原文材料:
______
产品规格：5×105cells/T25细胞培养瓶

培养信息：

包被条件 鼠尾胶原Ⅰ（2-5μg/cm2）

培养基 含FBS、生长添加剂、Penicillin、Streptomycin等

换液频率 每2-3天换液一次

生长特性 贴壁

细胞形态 上皮细胞样

传代特性 可传1-2代

消化液 0.25%

培养条件 气相：空气，95%；CO2，5%

细胞简介：

小鼠子宫颈上皮分离自子宫颈组织；子宫颈位于子宫下部，近似圆锥体，上端与子宫体相连，下端深入阴道。阴道顶端的穹隆又将子宫颈分为两部分：宫颈突入阴道的部分称宫颈阴道部，在阴道穹隆以上的部分称宫颈阴道上部。宫颈的中央为前后略扁的长梭性管腔，其上端通过宫颈内口与子宫腔相连，其下端通过宫颈外口开口于阴道。内外口之间即宫颈管。宫颈的大小与宫体比例随年龄及内分泌状态等而变化；宫颈壁由黏膜、肌层和外膜组成。子宫颈可有多种疾病，包括胚胎发育异常、炎症、瘤样病变、良性肿瘤、恶性肿瘤、损伤、宫颈性不孕、辅助生育技术、宫颈与性、宫颈妊娠等许多问题，体外培养的子宫颈上皮细胞对于研究其生理功能、药物作用以及各种致病因素作用下的病理生理改变具重要意义。

方法简介：

公司实验室分离的小鼠子宫颈上皮采用胶原酶消化法，结合上皮细胞专用培养基培养筛选制备而来，细胞总量约为5×10?cells/瓶。
______
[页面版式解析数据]
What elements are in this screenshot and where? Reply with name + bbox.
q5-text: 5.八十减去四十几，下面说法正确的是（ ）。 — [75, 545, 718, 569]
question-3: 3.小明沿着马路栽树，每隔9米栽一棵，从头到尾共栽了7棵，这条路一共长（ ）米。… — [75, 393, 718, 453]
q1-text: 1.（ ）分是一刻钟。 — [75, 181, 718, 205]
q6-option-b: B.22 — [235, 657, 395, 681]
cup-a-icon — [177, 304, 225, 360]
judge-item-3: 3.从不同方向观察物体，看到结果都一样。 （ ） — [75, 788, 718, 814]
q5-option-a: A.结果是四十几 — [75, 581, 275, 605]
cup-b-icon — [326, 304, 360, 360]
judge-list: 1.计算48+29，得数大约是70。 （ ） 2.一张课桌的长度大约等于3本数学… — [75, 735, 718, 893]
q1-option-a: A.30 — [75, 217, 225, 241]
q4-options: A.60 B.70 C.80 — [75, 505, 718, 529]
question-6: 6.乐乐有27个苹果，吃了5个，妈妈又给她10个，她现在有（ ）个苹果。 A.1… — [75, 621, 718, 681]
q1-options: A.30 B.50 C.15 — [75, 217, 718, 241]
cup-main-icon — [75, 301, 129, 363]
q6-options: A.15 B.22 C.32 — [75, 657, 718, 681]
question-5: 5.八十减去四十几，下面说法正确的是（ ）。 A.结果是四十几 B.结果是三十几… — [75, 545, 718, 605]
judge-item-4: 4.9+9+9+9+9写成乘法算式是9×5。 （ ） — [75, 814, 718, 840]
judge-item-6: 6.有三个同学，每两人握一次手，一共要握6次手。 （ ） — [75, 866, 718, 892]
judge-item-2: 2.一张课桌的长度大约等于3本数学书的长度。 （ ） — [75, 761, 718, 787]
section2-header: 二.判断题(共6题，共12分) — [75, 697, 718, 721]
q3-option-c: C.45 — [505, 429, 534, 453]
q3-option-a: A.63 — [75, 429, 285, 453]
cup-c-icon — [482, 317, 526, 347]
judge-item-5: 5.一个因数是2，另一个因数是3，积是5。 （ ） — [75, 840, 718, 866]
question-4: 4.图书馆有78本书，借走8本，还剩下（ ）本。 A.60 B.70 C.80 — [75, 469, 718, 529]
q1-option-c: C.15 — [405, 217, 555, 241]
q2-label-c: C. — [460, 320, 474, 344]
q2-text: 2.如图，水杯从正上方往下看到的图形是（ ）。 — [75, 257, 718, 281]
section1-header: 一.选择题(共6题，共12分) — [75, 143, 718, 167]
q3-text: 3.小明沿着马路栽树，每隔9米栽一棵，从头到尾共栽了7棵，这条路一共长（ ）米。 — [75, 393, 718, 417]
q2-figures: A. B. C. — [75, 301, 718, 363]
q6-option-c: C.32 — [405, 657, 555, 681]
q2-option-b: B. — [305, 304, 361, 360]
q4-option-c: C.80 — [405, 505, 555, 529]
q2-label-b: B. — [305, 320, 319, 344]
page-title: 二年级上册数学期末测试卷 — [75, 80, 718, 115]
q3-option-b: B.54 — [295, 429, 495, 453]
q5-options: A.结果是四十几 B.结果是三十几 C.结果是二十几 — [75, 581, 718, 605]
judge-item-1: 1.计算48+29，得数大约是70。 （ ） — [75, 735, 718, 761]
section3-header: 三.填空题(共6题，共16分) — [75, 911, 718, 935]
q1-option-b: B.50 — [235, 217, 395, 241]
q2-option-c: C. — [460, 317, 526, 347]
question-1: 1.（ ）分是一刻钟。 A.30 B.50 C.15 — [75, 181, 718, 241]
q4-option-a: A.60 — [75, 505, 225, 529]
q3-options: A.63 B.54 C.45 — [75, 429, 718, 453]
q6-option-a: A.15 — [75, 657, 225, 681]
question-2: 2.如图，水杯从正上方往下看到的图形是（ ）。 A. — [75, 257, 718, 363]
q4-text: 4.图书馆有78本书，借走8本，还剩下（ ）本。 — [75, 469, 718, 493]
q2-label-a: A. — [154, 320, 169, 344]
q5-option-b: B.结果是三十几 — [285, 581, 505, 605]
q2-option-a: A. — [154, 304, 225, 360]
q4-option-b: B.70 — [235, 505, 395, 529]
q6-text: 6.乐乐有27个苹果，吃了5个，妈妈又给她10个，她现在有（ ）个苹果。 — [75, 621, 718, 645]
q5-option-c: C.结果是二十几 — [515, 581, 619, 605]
______
任务要求:
根据上文关于小鼠子宫颈上皮细胞的原文，这种细胞的换液频率是多少？

参考答案:
每2-3天换液一次。